Set problem
Write out each line of the material again, word for word.

## Start Material

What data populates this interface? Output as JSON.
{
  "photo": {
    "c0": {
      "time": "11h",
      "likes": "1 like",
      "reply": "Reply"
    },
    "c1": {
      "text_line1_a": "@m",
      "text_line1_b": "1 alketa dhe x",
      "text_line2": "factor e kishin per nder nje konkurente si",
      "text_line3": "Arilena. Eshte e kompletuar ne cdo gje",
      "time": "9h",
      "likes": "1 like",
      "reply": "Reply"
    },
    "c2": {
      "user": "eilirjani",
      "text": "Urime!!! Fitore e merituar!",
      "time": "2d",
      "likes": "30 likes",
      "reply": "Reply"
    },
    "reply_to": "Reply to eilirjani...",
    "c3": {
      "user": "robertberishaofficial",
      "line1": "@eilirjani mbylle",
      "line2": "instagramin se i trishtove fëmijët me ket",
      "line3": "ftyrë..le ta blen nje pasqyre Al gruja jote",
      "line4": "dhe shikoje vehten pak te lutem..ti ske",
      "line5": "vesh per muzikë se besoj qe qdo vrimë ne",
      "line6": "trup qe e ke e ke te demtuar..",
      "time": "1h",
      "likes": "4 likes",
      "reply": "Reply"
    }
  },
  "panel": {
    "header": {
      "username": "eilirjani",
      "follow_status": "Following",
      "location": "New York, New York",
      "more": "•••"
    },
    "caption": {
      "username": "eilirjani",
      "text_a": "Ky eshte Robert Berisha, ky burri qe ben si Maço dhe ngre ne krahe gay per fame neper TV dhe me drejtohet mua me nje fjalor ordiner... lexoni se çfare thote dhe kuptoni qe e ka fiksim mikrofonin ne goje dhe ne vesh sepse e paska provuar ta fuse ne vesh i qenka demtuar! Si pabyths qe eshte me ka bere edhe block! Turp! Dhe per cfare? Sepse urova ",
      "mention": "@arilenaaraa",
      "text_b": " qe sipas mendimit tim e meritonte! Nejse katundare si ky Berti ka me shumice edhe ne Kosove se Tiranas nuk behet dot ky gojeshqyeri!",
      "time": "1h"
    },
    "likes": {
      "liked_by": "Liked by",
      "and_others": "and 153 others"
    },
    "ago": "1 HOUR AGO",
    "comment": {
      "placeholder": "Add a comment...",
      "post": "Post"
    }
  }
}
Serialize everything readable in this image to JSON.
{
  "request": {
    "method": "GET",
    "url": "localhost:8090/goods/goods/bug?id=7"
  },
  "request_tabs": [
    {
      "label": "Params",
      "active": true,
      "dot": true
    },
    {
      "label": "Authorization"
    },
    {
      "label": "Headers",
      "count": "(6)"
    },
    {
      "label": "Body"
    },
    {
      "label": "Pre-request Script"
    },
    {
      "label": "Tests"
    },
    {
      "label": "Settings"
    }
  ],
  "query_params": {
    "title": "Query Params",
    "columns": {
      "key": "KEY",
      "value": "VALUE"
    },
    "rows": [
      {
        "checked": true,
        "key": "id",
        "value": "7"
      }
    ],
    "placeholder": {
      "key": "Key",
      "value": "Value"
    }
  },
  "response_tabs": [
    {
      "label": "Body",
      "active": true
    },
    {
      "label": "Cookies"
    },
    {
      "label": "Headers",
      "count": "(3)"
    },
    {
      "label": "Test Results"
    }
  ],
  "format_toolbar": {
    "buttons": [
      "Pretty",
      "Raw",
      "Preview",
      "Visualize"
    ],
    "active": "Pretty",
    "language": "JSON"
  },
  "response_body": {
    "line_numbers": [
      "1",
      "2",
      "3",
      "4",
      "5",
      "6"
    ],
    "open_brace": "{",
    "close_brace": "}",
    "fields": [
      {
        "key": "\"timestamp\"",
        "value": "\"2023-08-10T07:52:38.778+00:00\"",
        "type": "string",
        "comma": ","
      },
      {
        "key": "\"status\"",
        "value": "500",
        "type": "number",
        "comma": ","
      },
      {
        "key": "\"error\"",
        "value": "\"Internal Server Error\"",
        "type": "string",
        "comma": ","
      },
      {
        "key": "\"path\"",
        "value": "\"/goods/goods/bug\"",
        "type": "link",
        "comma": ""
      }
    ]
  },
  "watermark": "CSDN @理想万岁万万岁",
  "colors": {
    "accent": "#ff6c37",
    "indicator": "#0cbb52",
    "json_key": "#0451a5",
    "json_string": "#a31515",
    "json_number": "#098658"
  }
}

## End Material

Written answer
What data populates this interface? Output as JSON.
{
  "photo": {
    "c0": {
      "time": "11h",
      "likes": "1 like",
      "reply": "Reply"
    },
    "c1": {
      "text_line1_a": "@m",
      "text_line1_b": "1 alketa dhe x",
      "text_line2": "factor e kishin per nder nje konkurente si",
      "text_line3": "Arilena. Eshte e kompletuar ne cdo gje",
      "time": "9h",
      "likes": "1 like",
      "reply": "Reply"
    },
    "c2": {
      "user": "eilirjani",
      "text": "Urime!!! Fitore e merituar!",
      "time": "2d",
      "likes": "30 likes",
      "reply": "Reply"
    },
    "reply_to": "Reply to eilirjani...",
    "c3": {
      "user": "robertberishaofficial",
      "line1": "@eilirjani mbylle",
      "line2": "instagramin se i trishtove fëmijët me ket",
      "line3": "ftyrë..le ta blen nje pasqyre Al gruja jote",
      "line4": "dhe shikoje vehten pak te lutem..ti ske",
      "line5": "vesh per muzikë se besoj qe qdo vrimë ne",
      "line6": "trup qe e ke e ke te demtuar..",
      "time": "1h",
      "likes": "4 likes",
      "reply": "Reply"
    }
  },
  "panel": {
    "header": {
      "username": "eilirjani",
      "follow_status": "Following",
      "location": "New York, New York",
      "more": "•••"
    },
    "caption": {
      "username": "eilirjani",
      "text_a": "Ky eshte Robert Berisha, ky burri qe ben si Maço dhe ngre ne krahe gay per fame neper TV dhe me drejtohet mua me nje fjalor ordiner... lexoni se çfare thote dhe kuptoni qe e ka fiksim mikrofonin ne goje dhe ne vesh sepse e paska provuar ta fuse ne vesh i qenka demtuar! Si pabyths qe eshte me ka bere edhe block! Turp! Dhe per cfare? Sepse urova ",
      "mention": "@arilenaaraa",
      "text_b": " qe sipas mendimit tim e meritonte! Nejse katundare si ky Berti ka me shumice edhe ne Kosove se Tiranas nuk behet dot ky gojeshqyeri!",
      "time": "1h"
    },
    "likes": {
      "liked_by": "Liked by",
      "and_others": "and 153 others"
    },
    "ago": "1 HOUR AGO",
    "comment": {
      "placeholder": "Add a comment...",
      "post": "Post"
    }
  }
}
Serialize everything readable in this image to JSON.
{
  "request": {
    "method": "GET",
    "url": "localhost:8090/goods/goods/bug?id=7"
  },
  "request_tabs": [
    {
      "label": "Params",
      "active": true,
      "dot": true
    },
    {
      "label": "Authorization"
    },
    {
      "label": "Headers",
      "count": "(6)"
    },
    {
      "label": "Body"
    },
    {
      "label": "Pre-request Script"
    },
    {
      "label": "Tests"
    },
    {
      "label": "Settings"
    }
  ],
  "query_params": {
    "title": "Query Params",
    "columns": {
      "key": "KEY",
      "value": "VALUE"
    },
    "rows": [
      {
        "checked": true,
        "key": "id",
        "value": "7"
      }
    ],
    "placeholder": {
      "key": "Key",
      "value": "Value"
    }
  },
  "response_tabs": [
    {
      "label": "Body",
      "active": true
    },
    {
      "label": "Cookies"
    },
    {
      "label": "Headers",
      "count": "(3)"
    },
    {
      "label": "Test Results"
    }
  ],
  "format_toolbar": {
    "buttons": [
      "Pretty",
      "Raw",
      "Preview",
      "Visualize"
    ],
    "active": "Pretty",
    "language": "JSON"
  },
  "response_body": {
    "line_numbers": [
      "1",
      "2",
      "3",
      "4",
      "5",
      "6"
    ],
    "open_brace": "{",
    "close_brace": "}",
    "fields": [
      {
        "key": "\"timestamp\"",
        "value": "\"2023-08-10T07:52:38.778+00:00\"",
        "type": "string",
        "comma": ","
      },
      {
        "key": "\"status\"",
        "value": "500",
        "type": "number",
        "comma": ","
      },
      {
        "key": "\"error\"",
        "value": "\"Internal Server Error\"",
        "type": "string",
        "comma": ","
      },
      {
        "key": "\"path\"",
        "value": "\"/goods/goods/bug\"",
        "type": "link",
        "comma": ""
      }
    ]
  },
  "watermark": "CSDN @理想万岁万万岁",
  "colors": {
    "accent": "#ff6c37",
    "indicator": "#0cbb52",
    "json_key": "#0451a5",
    "json_string": "#a31515",
    "json_number": "#098658"
  }
}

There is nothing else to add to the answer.